Problem requirements:
Which lines in the records below contain the word "scatter"? Copy each one out.

Exercise material:
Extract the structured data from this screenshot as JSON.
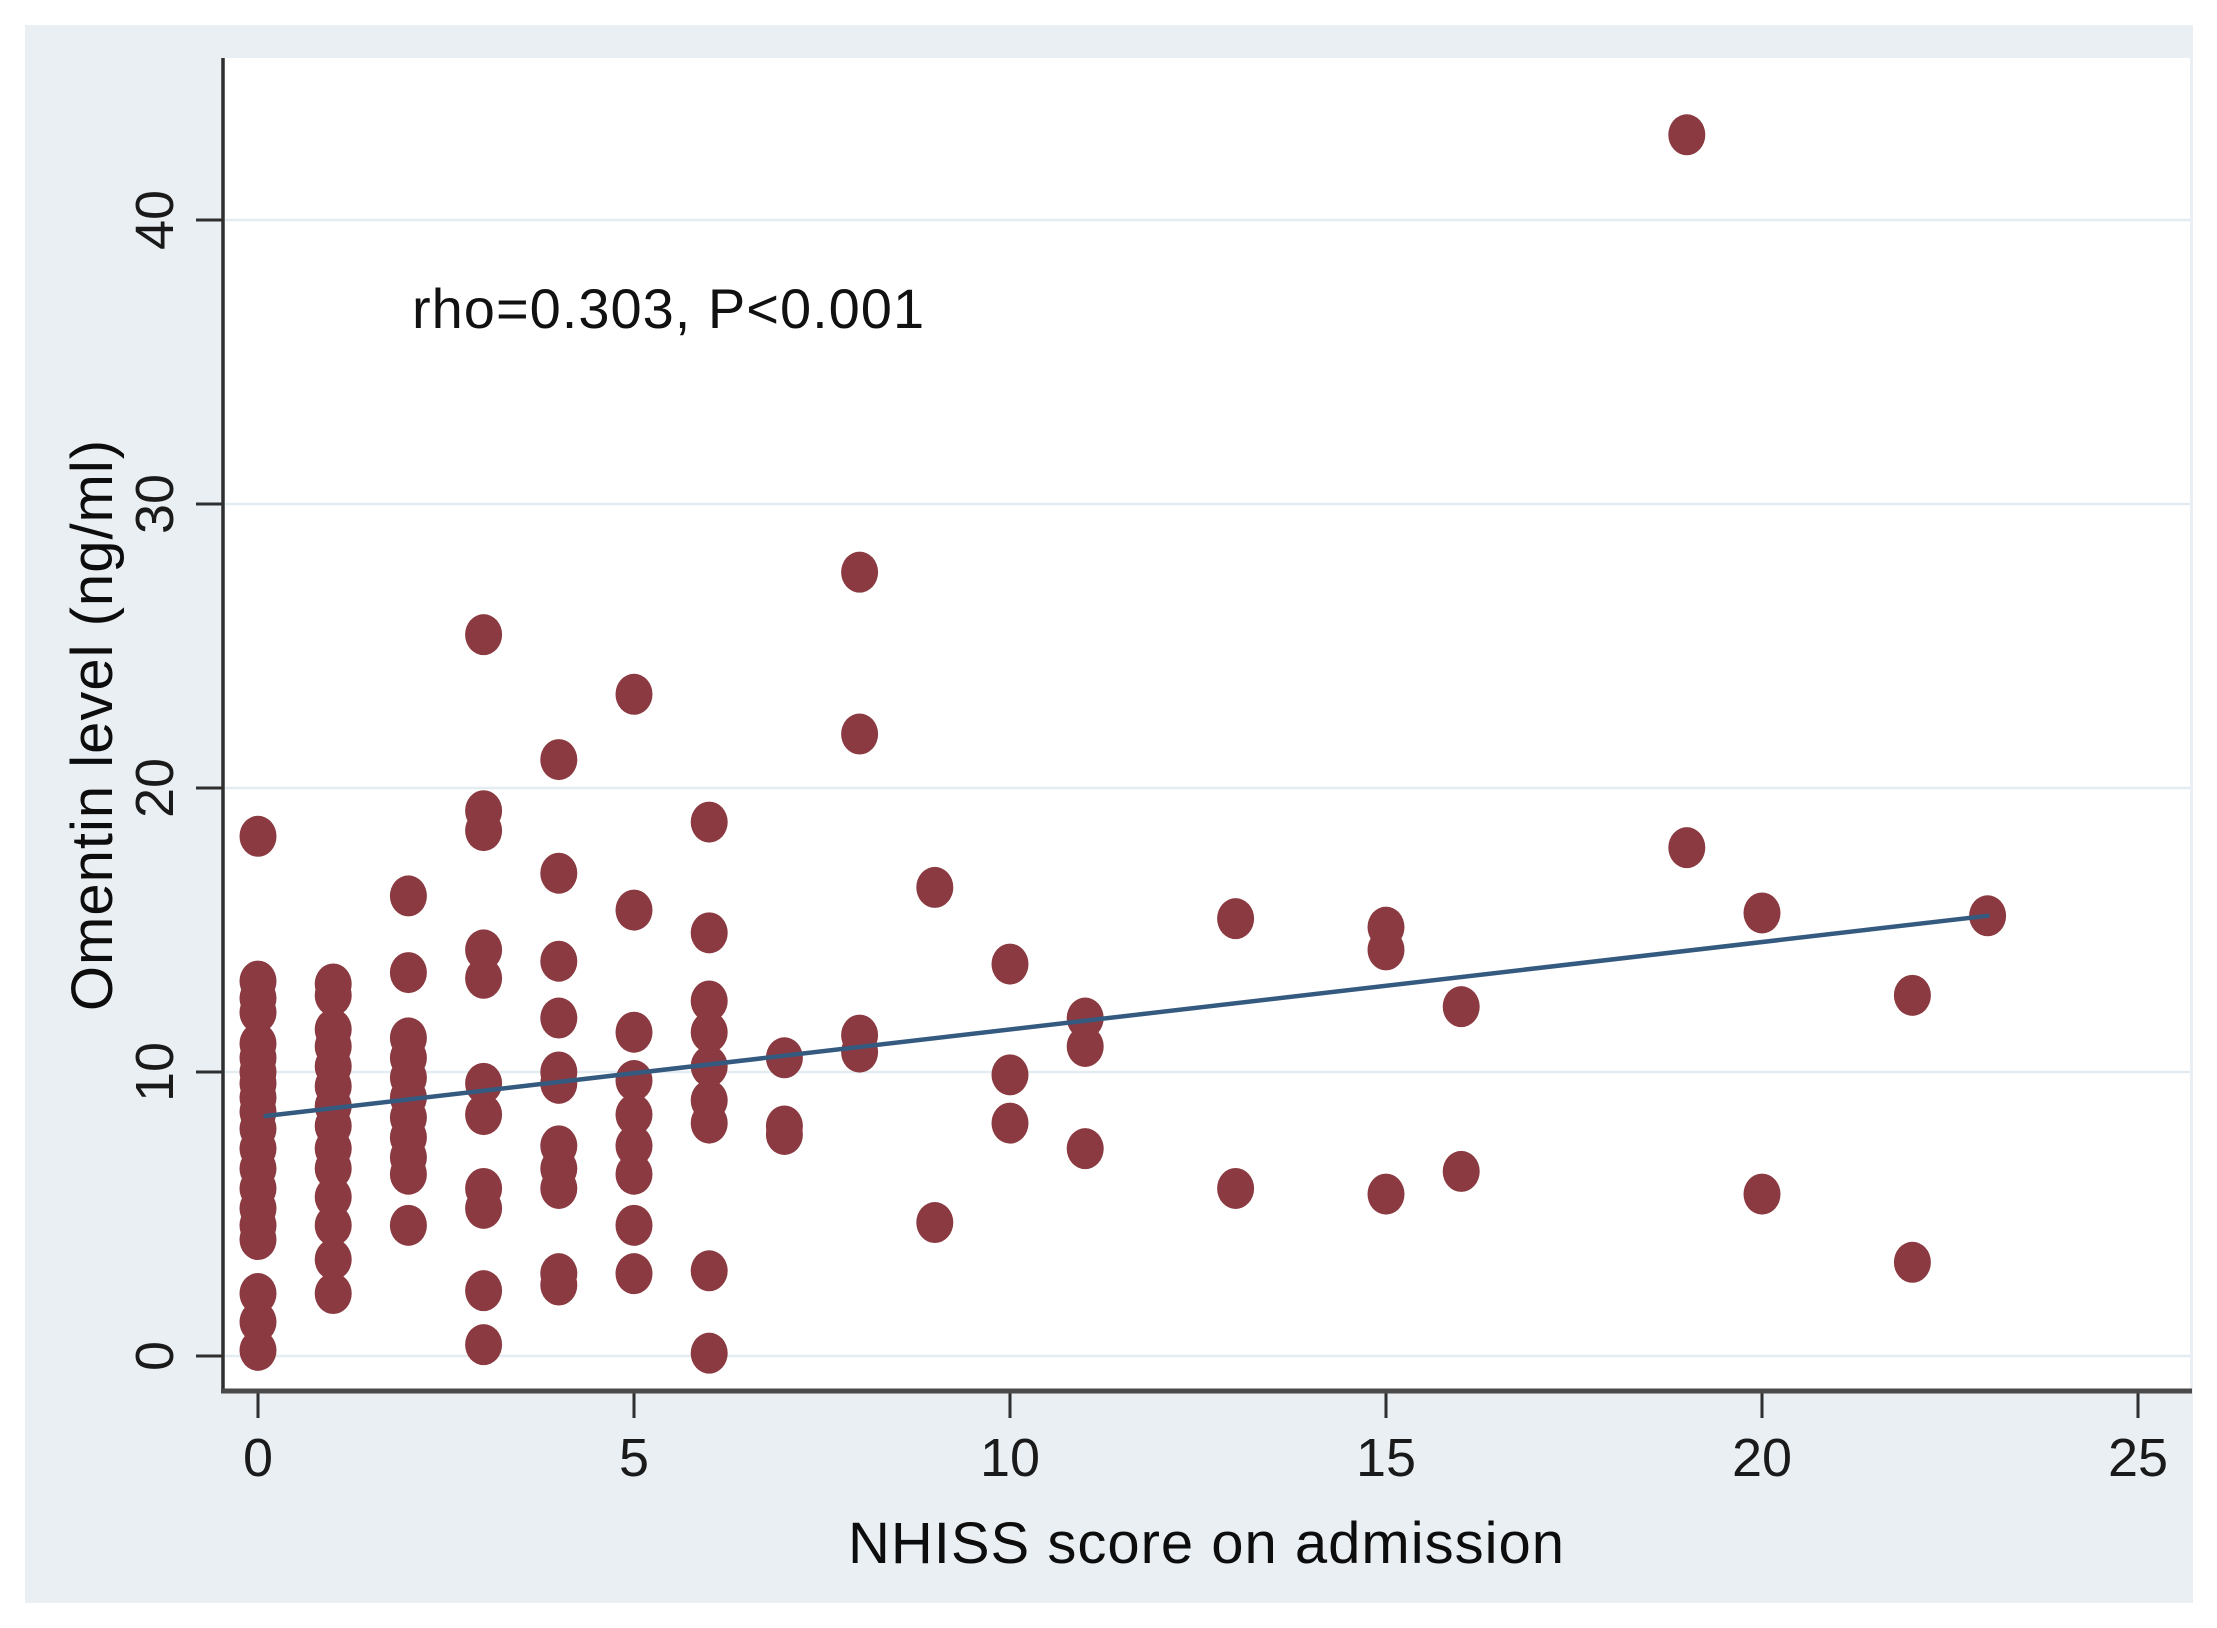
{
  "figure": {
    "kind": "stata-style scatter plot with linear fit",
    "canvas_bg": "#e9eff3",
    "plot_bg": "#ffffff"
  },
  "chart_data": {
    "type": "scatter",
    "title": "",
    "xlabel": "NHISS score on admission",
    "ylabel": "Omentin level (ng/ml)",
    "annotation": "rho=0.303, P<0.001",
    "x_ticks": [
      0,
      5,
      10,
      15,
      20,
      25
    ],
    "y_ticks": [
      0,
      10,
      20,
      30,
      40
    ],
    "xlim": [
      -0.47,
      25.7
    ],
    "ylim": [
      -1.23,
      45.6
    ],
    "grid": "horizontal-only",
    "legend_position": "none",
    "points": [
      [
        0,
        18.3
      ],
      [
        0,
        13.2
      ],
      [
        0,
        12.6
      ],
      [
        0,
        12.1
      ],
      [
        0,
        11.0
      ],
      [
        0,
        10.5
      ],
      [
        0,
        10.0
      ],
      [
        0,
        9.6
      ],
      [
        0,
        9.1
      ],
      [
        0,
        8.6
      ],
      [
        0,
        8.0
      ],
      [
        0,
        7.3
      ],
      [
        0,
        6.6
      ],
      [
        0,
        5.9
      ],
      [
        0,
        5.2
      ],
      [
        0,
        4.6
      ],
      [
        0,
        4.1
      ],
      [
        0,
        2.2
      ],
      [
        0,
        1.2
      ],
      [
        0,
        0.2
      ],
      [
        1,
        13.1
      ],
      [
        1,
        12.7
      ],
      [
        1,
        11.5
      ],
      [
        1,
        10.9
      ],
      [
        1,
        10.2
      ],
      [
        1,
        9.5
      ],
      [
        1,
        8.8
      ],
      [
        1,
        8.1
      ],
      [
        1,
        7.3
      ],
      [
        1,
        6.6
      ],
      [
        1,
        5.6
      ],
      [
        1,
        4.6
      ],
      [
        1,
        3.4
      ],
      [
        1,
        2.2
      ],
      [
        2,
        16.2
      ],
      [
        2,
        13.5
      ],
      [
        2,
        11.2
      ],
      [
        2,
        10.5
      ],
      [
        2,
        9.8
      ],
      [
        2,
        9.1
      ],
      [
        2,
        8.4
      ],
      [
        2,
        7.7
      ],
      [
        2,
        7.0
      ],
      [
        2,
        6.4
      ],
      [
        2,
        4.6
      ],
      [
        3,
        25.4
      ],
      [
        3,
        19.2
      ],
      [
        3,
        18.5
      ],
      [
        3,
        14.3
      ],
      [
        3,
        13.3
      ],
      [
        3,
        9.6
      ],
      [
        3,
        8.5
      ],
      [
        3,
        5.9
      ],
      [
        3,
        5.2
      ],
      [
        3,
        2.3
      ],
      [
        3,
        0.4
      ],
      [
        4,
        21.0
      ],
      [
        4,
        17.0
      ],
      [
        4,
        13.9
      ],
      [
        4,
        11.9
      ],
      [
        4,
        10.0
      ],
      [
        4,
        9.6
      ],
      [
        4,
        7.4
      ],
      [
        4,
        6.6
      ],
      [
        4,
        5.9
      ],
      [
        4,
        2.9
      ],
      [
        4,
        2.5
      ],
      [
        5,
        23.3
      ],
      [
        5,
        15.7
      ],
      [
        5,
        11.4
      ],
      [
        5,
        9.7
      ],
      [
        5,
        8.5
      ],
      [
        5,
        7.4
      ],
      [
        5,
        6.4
      ],
      [
        5,
        4.6
      ],
      [
        5,
        2.9
      ],
      [
        6,
        18.8
      ],
      [
        6,
        14.9
      ],
      [
        6,
        12.5
      ],
      [
        6,
        11.4
      ],
      [
        6,
        10.2
      ],
      [
        6,
        9.0
      ],
      [
        6,
        8.2
      ],
      [
        6,
        3.0
      ],
      [
        6,
        0.1
      ],
      [
        7,
        10.5
      ],
      [
        7,
        8.1
      ],
      [
        7,
        7.8
      ],
      [
        8,
        27.6
      ],
      [
        8,
        21.9
      ],
      [
        8,
        11.3
      ],
      [
        8,
        10.7
      ],
      [
        9,
        16.5
      ],
      [
        9,
        4.7
      ],
      [
        10,
        13.8
      ],
      [
        10,
        9.9
      ],
      [
        10,
        8.2
      ],
      [
        11,
        11.9
      ],
      [
        11,
        10.9
      ],
      [
        11,
        7.3
      ],
      [
        13,
        15.4
      ],
      [
        13,
        5.9
      ],
      [
        15,
        15.1
      ],
      [
        15,
        14.3
      ],
      [
        15,
        5.7
      ],
      [
        16,
        12.3
      ],
      [
        16,
        6.5
      ],
      [
        19,
        43.0
      ],
      [
        19,
        17.9
      ],
      [
        20,
        15.6
      ],
      [
        20,
        5.7
      ],
      [
        22,
        12.7
      ],
      [
        22,
        3.3
      ],
      [
        23,
        15.5
      ]
    ],
    "trend_line": {
      "x1": 0.1,
      "y1": 8.45,
      "x2": 23.0,
      "y2": 15.5
    },
    "colors": {
      "marker": "#8a3a40",
      "trend": "#355a80",
      "grid": "#e2ecf1",
      "axis": "#2f2f2f",
      "text": "#0d0d0d"
    }
  }
}
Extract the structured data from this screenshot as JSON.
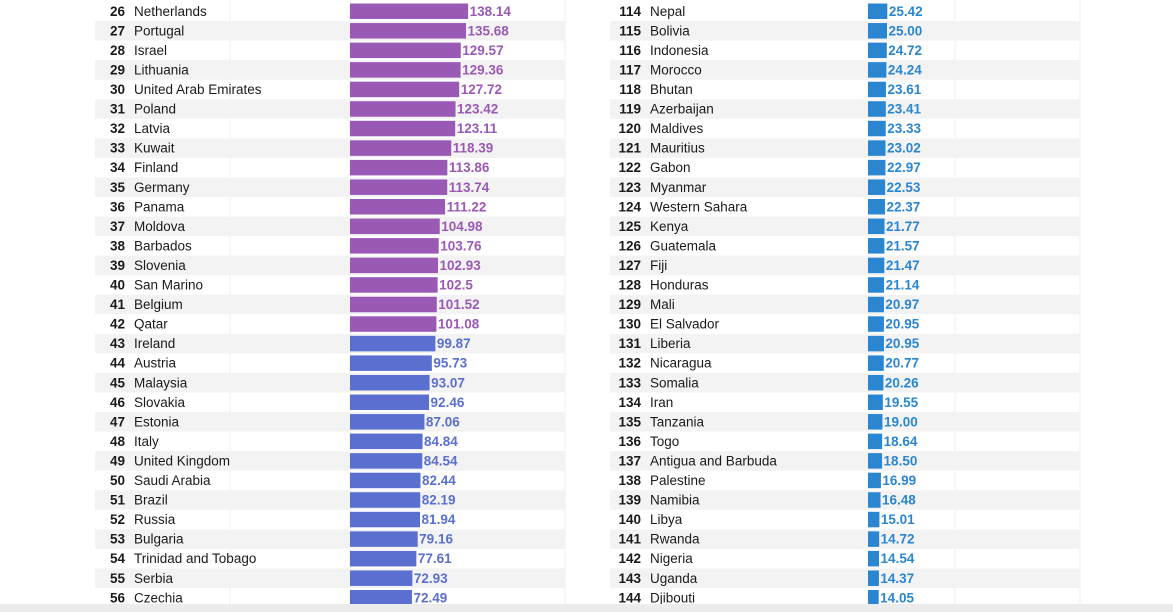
{
  "chart_data": [
    {
      "type": "bar",
      "orientation": "horizontal",
      "ranks": [
        26,
        27,
        28,
        29,
        30,
        31,
        32,
        33,
        34,
        35,
        36,
        37,
        38,
        39,
        40,
        41,
        42,
        43,
        44,
        45,
        46,
        47,
        48,
        49,
        50,
        51,
        52,
        53,
        54,
        55,
        56
      ],
      "categories": [
        "Netherlands",
        "Portugal",
        "Israel",
        "Lithuania",
        "United Arab Emirates",
        "Poland",
        "Latvia",
        "Kuwait",
        "Finland",
        "Germany",
        "Panama",
        "Moldova",
        "Barbados",
        "Slovenia",
        "San Marino",
        "Belgium",
        "Qatar",
        "Ireland",
        "Austria",
        "Malaysia",
        "Slovakia",
        "Estonia",
        "Italy",
        "United Kingdom",
        "Saudi Arabia",
        "Brazil",
        "Russia",
        "Bulgaria",
        "Trinidad and Tobago",
        "Serbia",
        "Czechia"
      ],
      "labels": [
        "138.14",
        "135.68",
        "129.57",
        "129.36",
        "127.72",
        "123.42",
        "123.11",
        "118.39",
        "113.86",
        "113.74",
        "111.22",
        "104.98",
        "103.76",
        "102.93",
        "102.5",
        "101.52",
        "101.08",
        "99.87",
        "95.73",
        "93.07",
        "92.46",
        "87.06",
        "84.84",
        "84.54",
        "82.44",
        "82.19",
        "81.94",
        "79.16",
        "77.61",
        "72.93",
        "72.49"
      ],
      "values": [
        138.14,
        135.68,
        129.57,
        129.36,
        127.72,
        123.42,
        123.11,
        118.39,
        113.86,
        113.74,
        111.22,
        104.98,
        103.76,
        102.93,
        102.5,
        101.52,
        101.08,
        99.87,
        95.73,
        93.07,
        92.46,
        87.06,
        84.84,
        84.54,
        82.44,
        82.19,
        81.94,
        79.16,
        77.61,
        72.93,
        72.49
      ],
      "colors": {
        "above_100": "#9b59b6",
        "below_100": "#5b6fd0"
      }
    },
    {
      "type": "bar",
      "orientation": "horizontal",
      "ranks": [
        114,
        115,
        116,
        117,
        118,
        119,
        120,
        121,
        122,
        123,
        124,
        125,
        126,
        127,
        128,
        129,
        130,
        131,
        132,
        133,
        134,
        135,
        136,
        137,
        138,
        139,
        140,
        141,
        142,
        143,
        144
      ],
      "categories": [
        "Nepal",
        "Bolivia",
        "Indonesia",
        "Morocco",
        "Bhutan",
        "Azerbaijan",
        "Maldives",
        "Mauritius",
        "Gabon",
        "Myanmar",
        "Western Sahara",
        "Kenya",
        "Guatemala",
        "Fiji",
        "Honduras",
        "Mali",
        "El Salvador",
        "Liberia",
        "Nicaragua",
        "Somalia",
        "Iran",
        "Tanzania",
        "Togo",
        "Antigua and Barbuda",
        "Palestine",
        "Namibia",
        "Libya",
        "Rwanda",
        "Nigeria",
        "Uganda",
        "Djibouti"
      ],
      "labels": [
        "25.42",
        "25.00",
        "24.72",
        "24.24",
        "23.61",
        "23.41",
        "23.33",
        "23.02",
        "22.97",
        "22.53",
        "22.37",
        "21.77",
        "21.57",
        "21.47",
        "21.14",
        "20.97",
        "20.95",
        "20.95",
        "20.77",
        "20.26",
        "19.55",
        "19.00",
        "18.64",
        "18.50",
        "16.99",
        "16.48",
        "15.01",
        "14.72",
        "14.54",
        "14.37",
        "14.05"
      ],
      "values": [
        25.42,
        25.0,
        24.72,
        24.24,
        23.61,
        23.41,
        23.33,
        23.02,
        22.97,
        22.53,
        22.37,
        21.77,
        21.57,
        21.47,
        21.14,
        20.97,
        20.95,
        20.95,
        20.77,
        20.26,
        19.55,
        19.0,
        18.64,
        18.5,
        16.99,
        16.48,
        15.01,
        14.72,
        14.54,
        14.37,
        14.05
      ],
      "colors": {
        "bar": "#2b86d2"
      }
    }
  ]
}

Written reply:
    "kind": "stata-style scatter plot with linear fit",
    "type": "scatter",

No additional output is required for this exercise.